## BEGIN Source data

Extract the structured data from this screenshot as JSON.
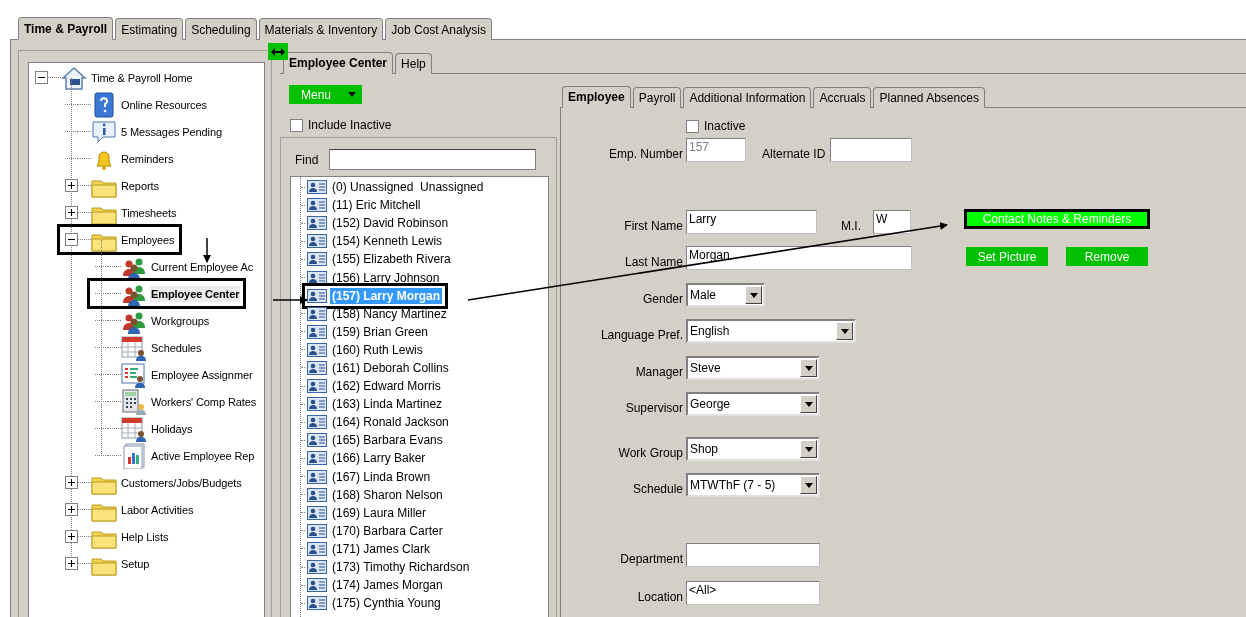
{
  "app_tabs": [
    {
      "label": "Time & Payroll",
      "selected": true
    },
    {
      "label": "Estimating",
      "selected": false
    },
    {
      "label": "Scheduling",
      "selected": false
    },
    {
      "label": "Materials & Inventory",
      "selected": false
    },
    {
      "label": "Job Cost Analysis",
      "selected": false
    }
  ],
  "nav_tree": {
    "label": "Time & Payroll Home",
    "kind": "home",
    "expanded": true,
    "selected": false,
    "highlighted": false,
    "children": [
      {
        "label": "Online Resources",
        "kind": "help",
        "selected": false,
        "highlighted": false
      },
      {
        "label": "5 Messages Pending",
        "kind": "info",
        "selected": false,
        "highlighted": false
      },
      {
        "label": "Reminders",
        "kind": "bell",
        "selected": false,
        "highlighted": false
      },
      {
        "label": "Reports",
        "kind": "folder",
        "expanded": false,
        "selected": false,
        "highlighted": false
      },
      {
        "label": "Timesheets",
        "kind": "folder",
        "expanded": false,
        "selected": false,
        "highlighted": false
      },
      {
        "label": "Employees",
        "kind": "folder",
        "expanded": true,
        "selected": false,
        "highlighted": true,
        "children": [
          {
            "label": "Current Employee Ac",
            "kind": "people",
            "selected": false,
            "highlighted": false
          },
          {
            "label": "Employee Center",
            "kind": "people",
            "selected": true,
            "highlighted": true
          },
          {
            "label": "Workgroups",
            "kind": "people",
            "selected": false,
            "highlighted": false
          },
          {
            "label": "Schedules",
            "kind": "calendar",
            "selected": false,
            "highlighted": false
          },
          {
            "label": "Employee Assignmer",
            "kind": "assignment",
            "selected": false,
            "highlighted": false
          },
          {
            "label": "Workers' Comp Rates",
            "kind": "calculator",
            "selected": false,
            "highlighted": false
          },
          {
            "label": "Holidays",
            "kind": "calendar",
            "selected": false,
            "highlighted": false
          },
          {
            "label": "Active Employee Rep",
            "kind": "report",
            "selected": false,
            "highlighted": false
          }
        ]
      },
      {
        "label": "Customers/Jobs/Budgets",
        "kind": "folder",
        "expanded": false,
        "selected": false,
        "highlighted": false
      },
      {
        "label": "Labor Activities",
        "kind": "folder",
        "expanded": false,
        "selected": false,
        "highlighted": false
      },
      {
        "label": "Help Lists",
        "kind": "folder",
        "expanded": false,
        "selected": false,
        "highlighted": false
      },
      {
        "label": "Setup",
        "kind": "folder",
        "expanded": false,
        "selected": false,
        "highlighted": false
      }
    ]
  },
  "center_tabs": [
    {
      "label": "Employee Center",
      "selected": true
    },
    {
      "label": "Help",
      "selected": false
    }
  ],
  "menu_button": {
    "label": "Menu"
  },
  "include_inactive": {
    "label": "Include Inactive",
    "checked": false
  },
  "find": {
    "label": "Find"
  },
  "employees": [
    {
      "label": "(0) Unassigned  Unassigned",
      "selected": false,
      "highlighted": false
    },
    {
      "label": "(11) Eric Mitchell",
      "selected": false,
      "highlighted": false
    },
    {
      "label": "(152) David Robinson",
      "selected": false,
      "highlighted": false
    },
    {
      "label": "(154) Kenneth Lewis",
      "selected": false,
      "highlighted": false
    },
    {
      "label": "(155) Elizabeth Rivera",
      "selected": false,
      "highlighted": false
    },
    {
      "label": "(156) Larry Johnson",
      "selected": false,
      "highlighted": false
    },
    {
      "label": "(157) Larry Morgan",
      "selected": true,
      "highlighted": true
    },
    {
      "label": "(158) Nancy Martinez",
      "selected": false,
      "highlighted": false
    },
    {
      "label": "(159) Brian Green",
      "selected": false,
      "highlighted": false
    },
    {
      "label": "(160) Ruth Lewis",
      "selected": false,
      "highlighted": false
    },
    {
      "label": "(161) Deborah Collins",
      "selected": false,
      "highlighted": false
    },
    {
      "label": "(162) Edward Morris",
      "selected": false,
      "highlighted": false
    },
    {
      "label": "(163) Linda Martinez",
      "selected": false,
      "highlighted": false
    },
    {
      "label": "(164) Ronald Jackson",
      "selected": false,
      "highlighted": false
    },
    {
      "label": "(165) Barbara Evans",
      "selected": false,
      "highlighted": false
    },
    {
      "label": "(166) Larry Baker",
      "selected": false,
      "highlighted": false
    },
    {
      "label": "(167) Linda Brown",
      "selected": false,
      "highlighted": false
    },
    {
      "label": "(168) Sharon Nelson",
      "selected": false,
      "highlighted": false
    },
    {
      "label": "(169) Laura Miller",
      "selected": false,
      "highlighted": false
    },
    {
      "label": "(170) Barbara Carter",
      "selected": false,
      "highlighted": false
    },
    {
      "label": "(171) James Clark",
      "selected": false,
      "highlighted": false
    },
    {
      "label": "(173) Timothy Richardson",
      "selected": false,
      "highlighted": false
    },
    {
      "label": "(174) James Morgan",
      "selected": false,
      "highlighted": false
    },
    {
      "label": "(175) Cynthia Young",
      "selected": false,
      "highlighted": false
    }
  ],
  "detail_tabs": [
    {
      "label": "Employee",
      "selected": true
    },
    {
      "label": "Payroll",
      "selected": false
    },
    {
      "label": "Additional Information",
      "selected": false
    },
    {
      "label": "Accruals",
      "selected": false
    },
    {
      "label": "Planned Absences",
      "selected": false
    }
  ],
  "form_rows": [
    {
      "fields": [
        {
          "kind": "checkbox",
          "label": "Inactive",
          "checked": false
        }
      ]
    },
    {
      "fields": [
        {
          "kind": "text",
          "label": "Emp. Number",
          "value": "157",
          "disabled": true
        },
        {
          "kind": "text",
          "label": "Alternate ID"
        }
      ]
    },
    {
      "fields": [
        {
          "kind": "text",
          "label": "First Name",
          "value": "Larry",
          "disabled": false
        },
        {
          "kind": "text",
          "label": "M.I.",
          "value": "W",
          "disabled": false
        }
      ]
    },
    {
      "fields": [
        {
          "kind": "text",
          "label": "Last Name",
          "value": "Morgan",
          "disabled": false
        }
      ]
    },
    {
      "fields": [
        {
          "kind": "select",
          "label": "Gender",
          "value": "Male"
        }
      ]
    },
    {
      "fields": [
        {
          "kind": "select",
          "label": "Language Pref.",
          "value": "English"
        }
      ]
    },
    {
      "fields": [
        {
          "kind": "select",
          "label": "Manager",
          "value": "Steve"
        }
      ]
    },
    {
      "fields": [
        {
          "kind": "select",
          "label": "Supervisor",
          "value": "George"
        }
      ]
    },
    {
      "fields": [
        {
          "kind": "select",
          "label": "Work Group",
          "value": "Shop"
        }
      ]
    },
    {
      "fields": [
        {
          "kind": "select",
          "label": "Schedule",
          "value": "MTWThF (7 - 5)"
        }
      ]
    },
    {
      "fields": [
        {
          "kind": "text",
          "label": "Department"
        }
      ]
    },
    {
      "fields": [
        {
          "kind": "text",
          "label": "Location",
          "value": "<All>",
          "disabled": false
        }
      ]
    }
  ],
  "contact_button": {
    "label": "Contact Notes & Reminders"
  },
  "picture_buttons": [
    {
      "label": "Set Picture"
    },
    {
      "label": "Remove"
    }
  ]
}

## END Source data

> Exercise aim
Write out the material above again, word for word, minus its pictures.

> Response for this exercise
Extract the structured data from this screenshot as JSON.
{
  "app_tabs": [
    {
      "label": "Time & Payroll",
      "selected": true
    },
    {
      "label": "Estimating",
      "selected": false
    },
    {
      "label": "Scheduling",
      "selected": false
    },
    {
      "label": "Materials & Inventory",
      "selected": false
    },
    {
      "label": "Job Cost Analysis",
      "selected": false
    }
  ],
  "nav_tree": {
    "label": "Time & Payroll Home",
    "kind": "home",
    "expanded": true,
    "selected": false,
    "highlighted": false,
    "children": [
      {
        "label": "Online Resources",
        "kind": "help",
        "selected": false,
        "highlighted": false
      },
      {
        "label": "5 Messages Pending",
        "kind": "info",
        "selected": false,
        "highlighted": false
      },
      {
        "label": "Reminders",
        "kind": "bell",
        "selected": false,
        "highlighted": false
      },
      {
        "label": "Reports",
        "kind": "folder",
        "expanded": false,
        "selected": false,
        "highlighted": false
      },
      {
        "label": "Timesheets",
        "kind": "folder",
        "expanded": false,
        "selected": false,
        "highlighted": false
      },
      {
        "label": "Employees",
        "kind": "folder",
        "expanded": true,
        "selected": false,
        "highlighted": true,
        "children": [
          {
            "label": "Current Employee Ac",
            "kind": "people",
            "selected": false,
            "highlighted": false
          },
          {
            "label": "Employee Center",
            "kind": "people",
            "selected": true,
            "highlighted": true
          },
          {
            "label": "Workgroups",
            "kind": "people",
            "selected": false,
            "highlighted": false
          },
          {
            "label": "Schedules",
            "kind": "calendar",
            "selected": false,
            "highlighted": false
          },
          {
            "label": "Employee Assignmer",
            "kind": "assignment",
            "selected": false,
            "highlighted": false
          },
          {
            "label": "Workers' Comp Rates",
            "kind": "calculator",
            "selected": false,
            "highlighted": false
          },
          {
            "label": "Holidays",
            "kind": "calendar",
            "selected": false,
            "highlighted": false
          },
          {
            "label": "Active Employee Rep",
            "kind": "report",
            "selected": false,
            "highlighted": false
          }
        ]
      },
      {
        "label": "Customers/Jobs/Budgets",
        "kind": "folder",
        "expanded": false,
        "selected": false,
        "highlighted": false
      },
      {
        "label": "Labor Activities",
        "kind": "folder",
        "expanded": false,
        "selected": false,
        "highlighted": false
      },
      {
        "label": "Help Lists",
        "kind": "folder",
        "expanded": false,
        "selected": false,
        "highlighted": false
      },
      {
        "label": "Setup",
        "kind": "folder",
        "expanded": false,
        "selected": false,
        "highlighted": false
      }
    ]
  },
  "center_tabs": [
    {
      "label": "Employee Center",
      "selected": true
    },
    {
      "label": "Help",
      "selected": false
    }
  ],
  "menu_button": {
    "label": "Menu"
  },
  "include_inactive": {
    "label": "Include Inactive",
    "checked": false
  },
  "find": {
    "label": "Find"
  },
  "employees": [
    {
      "label": "(0) Unassigned  Unassigned",
      "selected": false,
      "highlighted": false
    },
    {
      "label": "(11) Eric Mitchell",
      "selected": false,
      "highlighted": false
    },
    {
      "label": "(152) David Robinson",
      "selected": false,
      "highlighted": false
    },
    {
      "label": "(154) Kenneth Lewis",
      "selected": false,
      "highlighted": false
    },
    {
      "label": "(155) Elizabeth Rivera",
      "selected": false,
      "highlighted": false
    },
    {
      "label": "(156) Larry Johnson",
      "selected": false,
      "highlighted": false
    },
    {
      "label": "(157) Larry Morgan",
      "selected": true,
      "highlighted": true
    },
    {
      "label": "(158) Nancy Martinez",
      "selected": false,
      "highlighted": false
    },
    {
      "label": "(159) Brian Green",
      "selected": false,
      "highlighted": false
    },
    {
      "label": "(160) Ruth Lewis",
      "selected": false,
      "highlighted": false
    },
    {
      "label": "(161) Deborah Collins",
      "selected": false,
      "highlighted": false
    },
    {
      "label": "(162) Edward Morris",
      "selected": false,
      "highlighted": false
    },
    {
      "label": "(163) Linda Martinez",
      "selected": false,
      "highlighted": false
    },
    {
      "label": "(164) Ronald Jackson",
      "selected": false,
      "highlighted": false
    },
    {
      "label": "(165) Barbara Evans",
      "selected": false,
      "highlighted": false
    },
    {
      "label": "(166) Larry Baker",
      "selected": false,
      "highlighted": false
    },
    {
      "label": "(167) Linda Brown",
      "selected": false,
      "highlighted": false
    },
    {
      "label": "(168) Sharon Nelson",
      "selected": false,
      "highlighted": false
    },
    {
      "label": "(169) Laura Miller",
      "selected": false,
      "highlighted": false
    },
    {
      "label": "(170) Barbara Carter",
      "selected": false,
      "highlighted": false
    },
    {
      "label": "(171) James Clark",
      "selected": false,
      "highlighted": false
    },
    {
      "label": "(173) Timothy Richardson",
      "selected": false,
      "highlighted": false
    },
    {
      "label": "(174) James Morgan",
      "selected": false,
      "highlighted": false
    },
    {
      "label": "(175) Cynthia Young",
      "selected": false,
      "highlighted": false
    }
  ],
  "detail_tabs": [
    {
      "label": "Employee",
      "selected": true
    },
    {
      "label": "Payroll",
      "selected": false
    },
    {
      "label": "Additional Information",
      "selected": false
    },
    {
      "label": "Accruals",
      "selected": false
    },
    {
      "label": "Planned Absences",
      "selected": false
    }
  ],
  "form_rows": [
    {
      "fields": [
        {
          "kind": "checkbox",
          "label": "Inactive",
          "checked": false
        }
      ]
    },
    {
      "fields": [
        {
          "kind": "text",
          "label": "Emp. Number",
          "value": "157",
          "disabled": true
        },
        {
          "kind": "text",
          "label": "Alternate ID"
        }
      ]
    },
    {
      "fields": [
        {
          "kind": "text",
          "label": "First Name",
          "value": "Larry",
          "disabled": false
        },
        {
          "kind": "text",
          "label": "M.I.",
          "value": "W",
          "disabled": false
        }
      ]
    },
    {
      "fields": [
        {
          "kind": "text",
          "label": "Last Name",
          "value": "Morgan",
          "disabled": false
        }
      ]
    },
    {
      "fields": [
        {
          "kind": "select",
          "label": "Gender",
          "value": "Male"
        }
      ]
    },
    {
      "fields": [
        {
          "kind": "select",
          "label": "Language Pref.",
          "value": "English"
        }
      ]
    },
    {
      "fields": [
        {
          "kind": "select",
          "label": "Manager",
          "value": "Steve"
        }
      ]
    },
    {
      "fields": [
        {
          "kind": "select",
          "label": "Supervisor",
          "value": "George"
        }
      ]
    },
    {
      "fields": [
        {
          "kind": "select",
          "label": "Work Group",
          "value": "Shop"
        }
      ]
    },
    {
      "fields": [
        {
          "kind": "select",
          "label": "Schedule",
          "value": "MTWThF (7 - 5)"
        }
      ]
    },
    {
      "fields": [
        {
          "kind": "text",
          "label": "Department"
        }
      ]
    },
    {
      "fields": [
        {
          "kind": "text",
          "label": "Location",
          "value": "<All>",
          "disabled": false
        }
      ]
    }
  ],
  "contact_button": {
    "label": "Contact Notes & Reminders"
  },
  "picture_buttons": [
    {
      "label": "Set Picture"
    },
    {
      "label": "Remove"
    }
  ]
}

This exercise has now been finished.